Passage to read
━━━━━━

# Want a Custom Avatar?



## JackofDiamonds (Aug 31, 2010)

Woah there adorable!  feel free to do any of the horses in my barn!


----------



## equus717 (Aug 20, 2009)

Can you do any one of these for me.
Her name is Pocos Impressive QT (QT) 
Can you do her rearing?


----------



## MajesticSpirit (Jul 17, 2010)

Hope that looks ok, it was hard to pick out her colors in the pics!


----------



## MajesticSpirit (Jul 17, 2010)

Chose Karlos, hope you like him!


----------



## equus717 (Aug 20, 2009)

That is because she is going grey. I like that one a lot.


----------



## CrazyHorseArtist (May 12, 2011)

Aww those are so cute! I don't care what kind of pose, she's a roadster prospect though so maybe trotting? <3
(she's a sun faded black)

CBF's Senbonzakura


----------



## MajesticSpirit (Jul 17, 2010)

That pony is too cute! Looks like a mini Black Beauty hehe.
Here is the avatar, I made her mane and fetlock fluffier than the original horses


----------



## JackofDiamonds (Aug 31, 2010)

Thankyou very much! So cute!!


----------



## Can He Star (Mar 9, 2011)

hm can you do one of him......rearing?









*Can He Star*


----------



## Can He Star (Mar 9, 2011)

ohhh btw ur very clever


----------



## CrazyHorseArtist (May 12, 2011)

MajesticSpirit said:


> That pony is too cute! Looks like a mini Black Beauty hehe.
> Here is the avatar, I made her mane and fetlock fluffier than the original horses


omg! sooo cute!! ty sooooo much!!!!!!!!!!

━━━━━━

Given information
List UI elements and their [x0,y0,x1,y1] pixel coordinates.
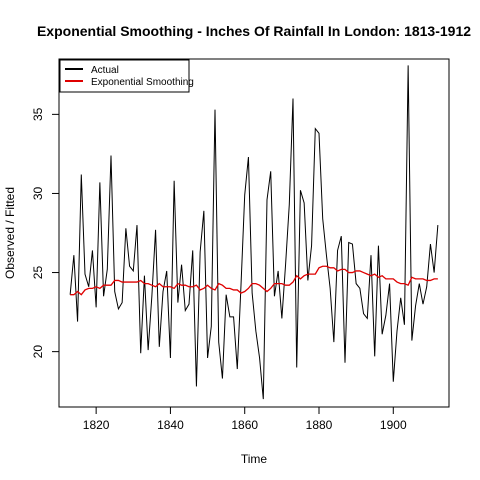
x-tick-label: 1860 [231,418,258,432]
legend-label-actual: Actual [91,65,119,76]
legend: Actual Exponential Smoothing [59,59,194,93]
x-tick-label: 1840 [157,418,184,432]
x-axis: 1820 1840 1860 1880 1900 [83,407,407,432]
y-tick-label: 35 [31,107,45,121]
x-tick-label: 1880 [306,418,333,432]
legend-box [59,59,190,93]
x-axis-label: Time [241,452,268,466]
y-tick-label: 25 [31,266,45,280]
chart-title: Exponential Smoothing - Inches Of Rainfa… [37,23,471,39]
y-axis-label: Observed / Fitted [3,187,17,279]
series-actual-line [69,65,439,400]
y-axis: 20 25 30 35 [31,107,59,358]
y-tick-label: 30 [31,186,45,200]
plot-box [58,58,450,408]
x-tick-label: 1900 [380,418,407,432]
series-smoothing-line [70,265,438,296]
y-tick-label: 20 [31,345,45,359]
x-tick-label: 1820 [83,418,110,432]
legend-label-smoothing: Exponential Smoothing [91,77,194,88]
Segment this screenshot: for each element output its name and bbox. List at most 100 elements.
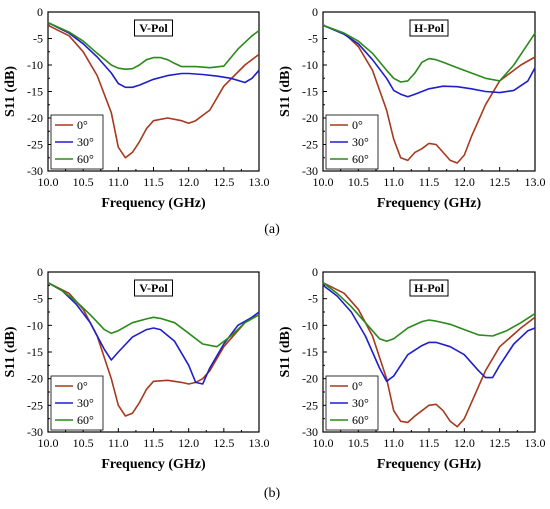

━━━━━━

Your tasks
1) Translate this sentence from the custom avatar thread into Spanish: "Hope that looks ok, it was hard to pick out her colors in the pics!"
2) Rewrite the records from their start through the line that contains "legend-box [59,59,190,93]", inclusive, putting "image" in place of "pixel" and leaving everything else unchanged. Leave out the pictures.
The records have no connection to the forum text.

Outputs by task
1) ¡Espero que se vea bien, fue difícil distinguir sus colores en las fotos!

2)
List UI elements and their [x0,y0,x1,y1] image coordinates.
x-tick-label: 1860 [231,418,258,432]
legend-label-actual: Actual [91,65,119,76]
legend: Actual Exponential Smoothing [59,59,194,93]
x-tick-label: 1840 [157,418,184,432]
x-axis: 1820 1840 1860 1880 1900 [83,407,407,432]
y-tick-label: 35 [31,107,45,121]
x-tick-label: 1880 [306,418,333,432]
legend-box [59,59,190,93]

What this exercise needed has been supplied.